## Source data
--*--

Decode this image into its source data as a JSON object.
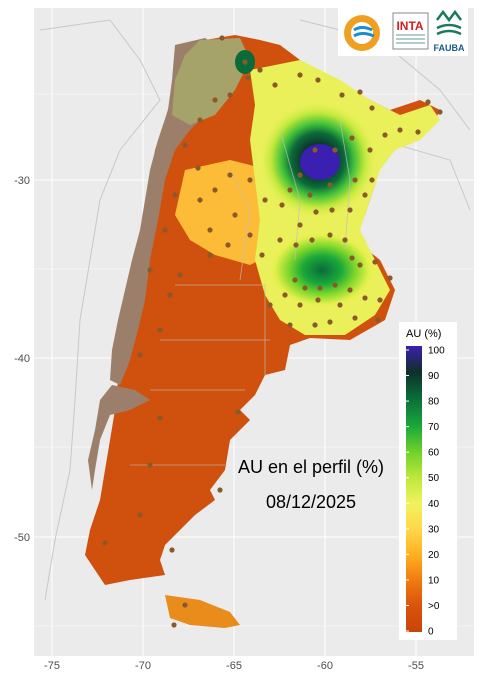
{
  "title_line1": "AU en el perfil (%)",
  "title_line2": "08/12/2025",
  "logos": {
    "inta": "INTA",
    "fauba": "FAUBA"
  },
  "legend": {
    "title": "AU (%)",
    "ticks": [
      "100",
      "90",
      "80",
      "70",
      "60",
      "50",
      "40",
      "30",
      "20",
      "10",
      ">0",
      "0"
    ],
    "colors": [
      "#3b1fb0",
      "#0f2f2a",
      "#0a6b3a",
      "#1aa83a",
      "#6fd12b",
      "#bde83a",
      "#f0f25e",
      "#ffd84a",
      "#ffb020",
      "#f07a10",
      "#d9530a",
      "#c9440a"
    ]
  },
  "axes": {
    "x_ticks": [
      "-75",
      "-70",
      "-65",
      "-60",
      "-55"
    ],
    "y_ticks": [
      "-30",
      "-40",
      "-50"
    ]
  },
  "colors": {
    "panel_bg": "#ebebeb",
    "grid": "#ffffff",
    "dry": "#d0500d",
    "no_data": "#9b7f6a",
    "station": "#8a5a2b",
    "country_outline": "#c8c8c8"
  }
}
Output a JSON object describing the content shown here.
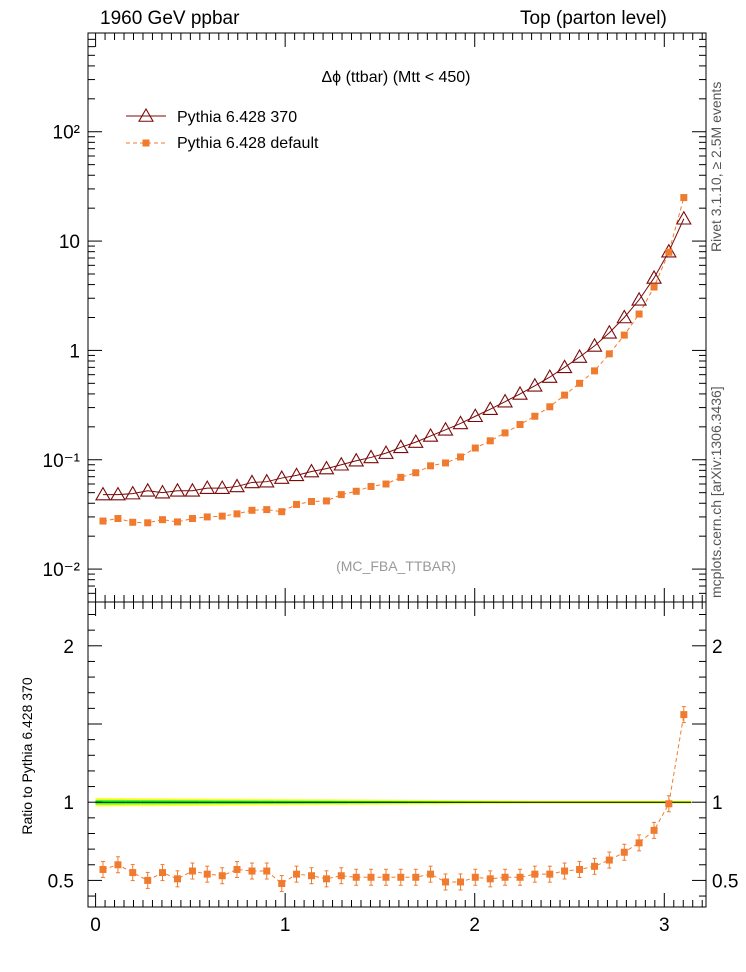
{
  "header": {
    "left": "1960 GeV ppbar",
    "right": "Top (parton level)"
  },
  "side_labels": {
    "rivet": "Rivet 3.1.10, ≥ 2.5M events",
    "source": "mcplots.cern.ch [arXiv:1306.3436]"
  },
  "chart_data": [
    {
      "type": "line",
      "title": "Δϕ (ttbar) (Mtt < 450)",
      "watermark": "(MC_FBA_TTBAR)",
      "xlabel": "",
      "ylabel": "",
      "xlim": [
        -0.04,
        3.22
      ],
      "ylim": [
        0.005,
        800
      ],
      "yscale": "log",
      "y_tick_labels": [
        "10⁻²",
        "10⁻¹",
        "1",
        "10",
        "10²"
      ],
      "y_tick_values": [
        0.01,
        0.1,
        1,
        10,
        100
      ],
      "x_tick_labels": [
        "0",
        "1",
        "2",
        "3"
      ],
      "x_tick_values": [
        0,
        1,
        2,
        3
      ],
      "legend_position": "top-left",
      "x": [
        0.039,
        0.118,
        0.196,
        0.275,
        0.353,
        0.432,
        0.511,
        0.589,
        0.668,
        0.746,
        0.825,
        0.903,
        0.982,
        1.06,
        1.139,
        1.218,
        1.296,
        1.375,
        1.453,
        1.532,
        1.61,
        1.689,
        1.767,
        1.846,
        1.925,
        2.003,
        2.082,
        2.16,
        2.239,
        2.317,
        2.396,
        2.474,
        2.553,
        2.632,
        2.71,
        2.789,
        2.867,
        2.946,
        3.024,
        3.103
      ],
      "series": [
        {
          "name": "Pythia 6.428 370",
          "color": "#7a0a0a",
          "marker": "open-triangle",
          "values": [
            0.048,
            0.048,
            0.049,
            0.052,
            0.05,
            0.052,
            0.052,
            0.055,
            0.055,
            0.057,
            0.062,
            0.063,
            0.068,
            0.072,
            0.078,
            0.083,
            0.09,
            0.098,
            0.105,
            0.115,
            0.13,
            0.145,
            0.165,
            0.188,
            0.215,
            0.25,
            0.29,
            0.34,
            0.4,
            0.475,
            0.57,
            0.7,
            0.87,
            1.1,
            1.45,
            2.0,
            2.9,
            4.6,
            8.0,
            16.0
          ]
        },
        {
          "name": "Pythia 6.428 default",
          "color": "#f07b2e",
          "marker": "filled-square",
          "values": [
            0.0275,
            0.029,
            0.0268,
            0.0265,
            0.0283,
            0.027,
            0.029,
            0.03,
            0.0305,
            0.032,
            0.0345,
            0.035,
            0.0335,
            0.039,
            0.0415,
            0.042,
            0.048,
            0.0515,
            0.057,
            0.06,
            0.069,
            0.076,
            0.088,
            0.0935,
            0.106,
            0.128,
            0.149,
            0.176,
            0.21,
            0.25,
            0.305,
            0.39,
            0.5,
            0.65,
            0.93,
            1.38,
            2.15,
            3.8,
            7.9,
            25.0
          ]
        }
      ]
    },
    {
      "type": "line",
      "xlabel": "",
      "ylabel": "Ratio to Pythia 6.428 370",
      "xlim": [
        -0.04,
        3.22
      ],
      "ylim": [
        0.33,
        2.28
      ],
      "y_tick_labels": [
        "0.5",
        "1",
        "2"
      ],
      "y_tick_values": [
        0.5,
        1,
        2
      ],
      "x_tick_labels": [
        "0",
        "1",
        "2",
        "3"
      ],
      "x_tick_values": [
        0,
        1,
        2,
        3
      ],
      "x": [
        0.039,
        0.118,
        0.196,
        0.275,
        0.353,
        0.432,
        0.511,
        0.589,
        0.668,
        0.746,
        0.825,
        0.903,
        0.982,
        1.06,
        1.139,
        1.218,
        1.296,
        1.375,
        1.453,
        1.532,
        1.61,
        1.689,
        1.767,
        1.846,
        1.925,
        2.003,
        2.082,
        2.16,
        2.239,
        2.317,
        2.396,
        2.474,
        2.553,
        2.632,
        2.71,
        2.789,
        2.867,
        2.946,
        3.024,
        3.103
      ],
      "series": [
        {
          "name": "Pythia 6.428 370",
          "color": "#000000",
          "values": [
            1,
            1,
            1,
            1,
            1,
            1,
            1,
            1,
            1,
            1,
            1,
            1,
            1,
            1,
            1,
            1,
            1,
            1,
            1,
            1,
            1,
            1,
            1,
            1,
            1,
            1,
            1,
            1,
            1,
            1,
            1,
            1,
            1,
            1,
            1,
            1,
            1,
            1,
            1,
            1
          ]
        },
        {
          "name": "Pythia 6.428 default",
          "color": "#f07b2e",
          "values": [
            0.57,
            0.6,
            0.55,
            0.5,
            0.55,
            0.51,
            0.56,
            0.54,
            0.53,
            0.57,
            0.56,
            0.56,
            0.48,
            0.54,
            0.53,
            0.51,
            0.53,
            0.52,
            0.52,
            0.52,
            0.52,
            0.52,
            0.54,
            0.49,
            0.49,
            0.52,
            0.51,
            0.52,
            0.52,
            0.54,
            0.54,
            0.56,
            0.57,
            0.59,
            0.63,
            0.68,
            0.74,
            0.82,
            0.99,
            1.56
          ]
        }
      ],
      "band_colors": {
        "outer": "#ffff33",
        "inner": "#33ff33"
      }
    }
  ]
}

--*--

## Task details
Strip the images and reproduce the remaining records precisely.

## Worked answer
Decode this image into its source data as a JSON object.
{
  "title_line1": "AU en el perfil (%)",
  "title_line2": "08/12/2025",
  "logos": {
    "inta": "INTA",
    "fauba": "FAUBA"
  },
  "legend": {
    "title": "AU (%)",
    "ticks": [
      "100",
      "90",
      "80",
      "70",
      "60",
      "50",
      "40",
      "30",
      "20",
      "10",
      ">0",
      "0"
    ],
    "colors": [
      "#3b1fb0",
      "#0f2f2a",
      "#0a6b3a",
      "#1aa83a",
      "#6fd12b",
      "#bde83a",
      "#f0f25e",
      "#ffd84a",
      "#ffb020",
      "#f07a10",
      "#d9530a",
      "#c9440a"
    ]
  },
  "axes": {
    "x_ticks": [
      "-75",
      "-70",
      "-65",
      "-60",
      "-55"
    ],
    "y_ticks": [
      "-30",
      "-40",
      "-50"
    ]
  },
  "colors": {
    "panel_bg": "#ebebeb",
    "grid": "#ffffff",
    "dry": "#d0500d",
    "no_data": "#9b7f6a",
    "station": "#8a5a2b",
    "country_outline": "#c8c8c8"
  }
}
Output a JSON object describing the content shown here.
{
  "header": {
    "left": "1960 GeV ppbar",
    "right": "Top (parton level)"
  },
  "side_labels": {
    "rivet": "Rivet 3.1.10, ≥ 2.5M events",
    "source": "mcplots.cern.ch [arXiv:1306.3436]"
  },
  "chart_data": [
    {
      "type": "line",
      "title": "Δϕ (ttbar) (Mtt < 450)",
      "watermark": "(MC_FBA_TTBAR)",
      "xlabel": "",
      "ylabel": "",
      "xlim": [
        -0.04,
        3.22
      ],
      "ylim": [
        0.005,
        800
      ],
      "yscale": "log",
      "y_tick_labels": [
        "10⁻²",
        "10⁻¹",
        "1",
        "10",
        "10²"
      ],
      "y_tick_values": [
        0.01,
        0.1,
        1,
        10,
        100
      ],
      "x_tick_labels": [
        "0",
        "1",
        "2",
        "3"
      ],
      "x_tick_values": [
        0,
        1,
        2,
        3
      ],
      "legend_position": "top-left",
      "x": [
        0.039,
        0.118,
        0.196,
        0.275,
        0.353,
        0.432,
        0.511,
        0.589,
        0.668,
        0.746,
        0.825,
        0.903,
        0.982,
        1.06,
        1.139,
        1.218,
        1.296,
        1.375,
        1.453,
        1.532,
        1.61,
        1.689,
        1.767,
        1.846,
        1.925,
        2.003,
        2.082,
        2.16,
        2.239,
        2.317,
        2.396,
        2.474,
        2.553,
        2.632,
        2.71,
        2.789,
        2.867,
        2.946,
        3.024,
        3.103
      ],
      "series": [
        {
          "name": "Pythia 6.428 370",
          "color": "#7a0a0a",
          "marker": "open-triangle",
          "values": [
            0.048,
            0.048,
            0.049,
            0.052,
            0.05,
            0.052,
            0.052,
            0.055,
            0.055,
            0.057,
            0.062,
            0.063,
            0.068,
            0.072,
            0.078,
            0.083,
            0.09,
            0.098,
            0.105,
            0.115,
            0.13,
            0.145,
            0.165,
            0.188,
            0.215,
            0.25,
            0.29,
            0.34,
            0.4,
            0.475,
            0.57,
            0.7,
            0.87,
            1.1,
            1.45,
            2.0,
            2.9,
            4.6,
            8.0,
            16.0
          ]
        },
        {
          "name": "Pythia 6.428 default",
          "color": "#f07b2e",
          "marker": "filled-square",
          "values": [
            0.0275,
            0.029,
            0.0268,
            0.0265,
            0.0283,
            0.027,
            0.029,
            0.03,
            0.0305,
            0.032,
            0.0345,
            0.035,
            0.0335,
            0.039,
            0.0415,
            0.042,
            0.048,
            0.0515,
            0.057,
            0.06,
            0.069,
            0.076,
            0.088,
            0.0935,
            0.106,
            0.128,
            0.149,
            0.176,
            0.21,
            0.25,
            0.305,
            0.39,
            0.5,
            0.65,
            0.93,
            1.38,
            2.15,
            3.8,
            7.9,
            25.0
          ]
        }
      ]
    },
    {
      "type": "line",
      "xlabel": "",
      "ylabel": "Ratio to Pythia 6.428 370",
      "xlim": [
        -0.04,
        3.22
      ],
      "ylim": [
        0.33,
        2.28
      ],
      "y_tick_labels": [
        "0.5",
        "1",
        "2"
      ],
      "y_tick_values": [
        0.5,
        1,
        2
      ],
      "x_tick_labels": [
        "0",
        "1",
        "2",
        "3"
      ],
      "x_tick_values": [
        0,
        1,
        2,
        3
      ],
      "x": [
        0.039,
        0.118,
        0.196,
        0.275,
        0.353,
        0.432,
        0.511,
        0.589,
        0.668,
        0.746,
        0.825,
        0.903,
        0.982,
        1.06,
        1.139,
        1.218,
        1.296,
        1.375,
        1.453,
        1.532,
        1.61,
        1.689,
        1.767,
        1.846,
        1.925,
        2.003,
        2.082,
        2.16,
        2.239,
        2.317,
        2.396,
        2.474,
        2.553,
        2.632,
        2.71,
        2.789,
        2.867,
        2.946,
        3.024,
        3.103
      ],
      "series": [
        {
          "name": "Pythia 6.428 370",
          "color": "#000000",
          "values": [
            1,
            1,
            1,
            1,
            1,
            1,
            1,
            1,
            1,
            1,
            1,
            1,
            1,
            1,
            1,
            1,
            1,
            1,
            1,
            1,
            1,
            1,
            1,
            1,
            1,
            1,
            1,
            1,
            1,
            1,
            1,
            1,
            1,
            1,
            1,
            1,
            1,
            1,
            1,
            1
          ]
        },
        {
          "name": "Pythia 6.428 default",
          "color": "#f07b2e",
          "values": [
            0.57,
            0.6,
            0.55,
            0.5,
            0.55,
            0.51,
            0.56,
            0.54,
            0.53,
            0.57,
            0.56,
            0.56,
            0.48,
            0.54,
            0.53,
            0.51,
            0.53,
            0.52,
            0.52,
            0.52,
            0.52,
            0.52,
            0.54,
            0.49,
            0.49,
            0.52,
            0.51,
            0.52,
            0.52,
            0.54,
            0.54,
            0.56,
            0.57,
            0.59,
            0.63,
            0.68,
            0.74,
            0.82,
            0.99,
            1.56
          ]
        }
      ],
      "band_colors": {
        "outer": "#ffff33",
        "inner": "#33ff33"
      }
    }
  ]
}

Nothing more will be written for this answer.